- GIVEN REQUEST: Repeat the material verbatim and drop the pictures.

- TASK INPUT:
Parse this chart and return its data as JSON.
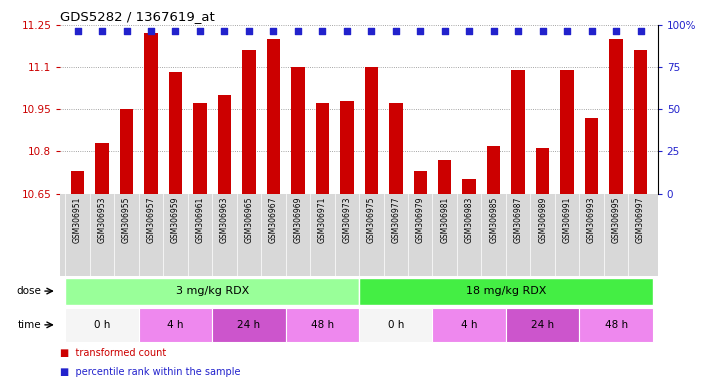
{
  "title": "GDS5282 / 1367619_at",
  "samples": [
    "GSM306951",
    "GSM306953",
    "GSM306955",
    "GSM306957",
    "GSM306959",
    "GSM306961",
    "GSM306963",
    "GSM306965",
    "GSM306967",
    "GSM306969",
    "GSM306971",
    "GSM306973",
    "GSM306975",
    "GSM306977",
    "GSM306979",
    "GSM306981",
    "GSM306983",
    "GSM306985",
    "GSM306987",
    "GSM306989",
    "GSM306991",
    "GSM306993",
    "GSM306995",
    "GSM306997"
  ],
  "red_values": [
    10.73,
    10.83,
    10.95,
    11.22,
    11.08,
    10.97,
    11.0,
    11.16,
    11.2,
    11.1,
    10.97,
    10.98,
    11.1,
    10.97,
    10.73,
    10.77,
    10.7,
    10.82,
    11.09,
    10.81,
    11.09,
    10.92,
    11.2,
    11.16
  ],
  "ylim_left": [
    10.65,
    11.25
  ],
  "ylim_right": [
    0,
    100
  ],
  "yticks_left": [
    10.65,
    10.8,
    10.95,
    11.1,
    11.25
  ],
  "ytick_labels_left": [
    "10.65",
    "10.8",
    "10.95",
    "11.1",
    "11.25"
  ],
  "yticks_right": [
    0,
    25,
    50,
    75,
    100
  ],
  "ytick_labels_right": [
    "0",
    "25",
    "50",
    "75",
    "100%"
  ],
  "bar_color": "#cc0000",
  "blue_marker_color": "#2222cc",
  "blue_marker_size": 22,
  "dose_items": [
    {
      "label": "3 mg/kg RDX",
      "start": 0,
      "end": 12,
      "color": "#99ff99"
    },
    {
      "label": "18 mg/kg RDX",
      "start": 12,
      "end": 24,
      "color": "#44ee44"
    }
  ],
  "time_items": [
    {
      "label": "0 h",
      "start": 0,
      "end": 3,
      "color": "#f5f5f5"
    },
    {
      "label": "4 h",
      "start": 3,
      "end": 6,
      "color": "#ee88ee"
    },
    {
      "label": "24 h",
      "start": 6,
      "end": 9,
      "color": "#cc55cc"
    },
    {
      "label": "48 h",
      "start": 9,
      "end": 12,
      "color": "#ee88ee"
    },
    {
      "label": "0 h",
      "start": 12,
      "end": 15,
      "color": "#f5f5f5"
    },
    {
      "label": "4 h",
      "start": 15,
      "end": 18,
      "color": "#ee88ee"
    },
    {
      "label": "24 h",
      "start": 18,
      "end": 21,
      "color": "#cc55cc"
    },
    {
      "label": "48 h",
      "start": 21,
      "end": 24,
      "color": "#ee88ee"
    }
  ],
  "grid_color": "#888888",
  "plot_bg": "#ffffff",
  "tick_label_bg": "#d8d8d8",
  "bar_width": 0.55
}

- EXERCISE RESULT:
Parse this chart and return its data as JSON.
{
  "title": "GDS5282 / 1367619_at",
  "samples": [
    "GSM306951",
    "GSM306953",
    "GSM306955",
    "GSM306957",
    "GSM306959",
    "GSM306961",
    "GSM306963",
    "GSM306965",
    "GSM306967",
    "GSM306969",
    "GSM306971",
    "GSM306973",
    "GSM306975",
    "GSM306977",
    "GSM306979",
    "GSM306981",
    "GSM306983",
    "GSM306985",
    "GSM306987",
    "GSM306989",
    "GSM306991",
    "GSM306993",
    "GSM306995",
    "GSM306997"
  ],
  "red_values": [
    10.73,
    10.83,
    10.95,
    11.22,
    11.08,
    10.97,
    11.0,
    11.16,
    11.2,
    11.1,
    10.97,
    10.98,
    11.1,
    10.97,
    10.73,
    10.77,
    10.7,
    10.82,
    11.09,
    10.81,
    11.09,
    10.92,
    11.2,
    11.16
  ],
  "ylim_left": [
    10.65,
    11.25
  ],
  "ylim_right": [
    0,
    100
  ],
  "yticks_left": [
    10.65,
    10.8,
    10.95,
    11.1,
    11.25
  ],
  "ytick_labels_left": [
    "10.65",
    "10.8",
    "10.95",
    "11.1",
    "11.25"
  ],
  "yticks_right": [
    0,
    25,
    50,
    75,
    100
  ],
  "ytick_labels_right": [
    "0",
    "25",
    "50",
    "75",
    "100%"
  ],
  "bar_color": "#cc0000",
  "blue_marker_color": "#2222cc",
  "blue_marker_size": 22,
  "dose_items": [
    {
      "label": "3 mg/kg RDX",
      "start": 0,
      "end": 12,
      "color": "#99ff99"
    },
    {
      "label": "18 mg/kg RDX",
      "start": 12,
      "end": 24,
      "color": "#44ee44"
    }
  ],
  "time_items": [
    {
      "label": "0 h",
      "start": 0,
      "end": 3,
      "color": "#f5f5f5"
    },
    {
      "label": "4 h",
      "start": 3,
      "end": 6,
      "color": "#ee88ee"
    },
    {
      "label": "24 h",
      "start": 6,
      "end": 9,
      "color": "#cc55cc"
    },
    {
      "label": "48 h",
      "start": 9,
      "end": 12,
      "color": "#ee88ee"
    },
    {
      "label": "0 h",
      "start": 12,
      "end": 15,
      "color": "#f5f5f5"
    },
    {
      "label": "4 h",
      "start": 15,
      "end": 18,
      "color": "#ee88ee"
    },
    {
      "label": "24 h",
      "start": 18,
      "end": 21,
      "color": "#cc55cc"
    },
    {
      "label": "48 h",
      "start": 21,
      "end": 24,
      "color": "#ee88ee"
    }
  ],
  "grid_color": "#888888",
  "plot_bg": "#ffffff",
  "tick_label_bg": "#d8d8d8",
  "bar_width": 0.55
}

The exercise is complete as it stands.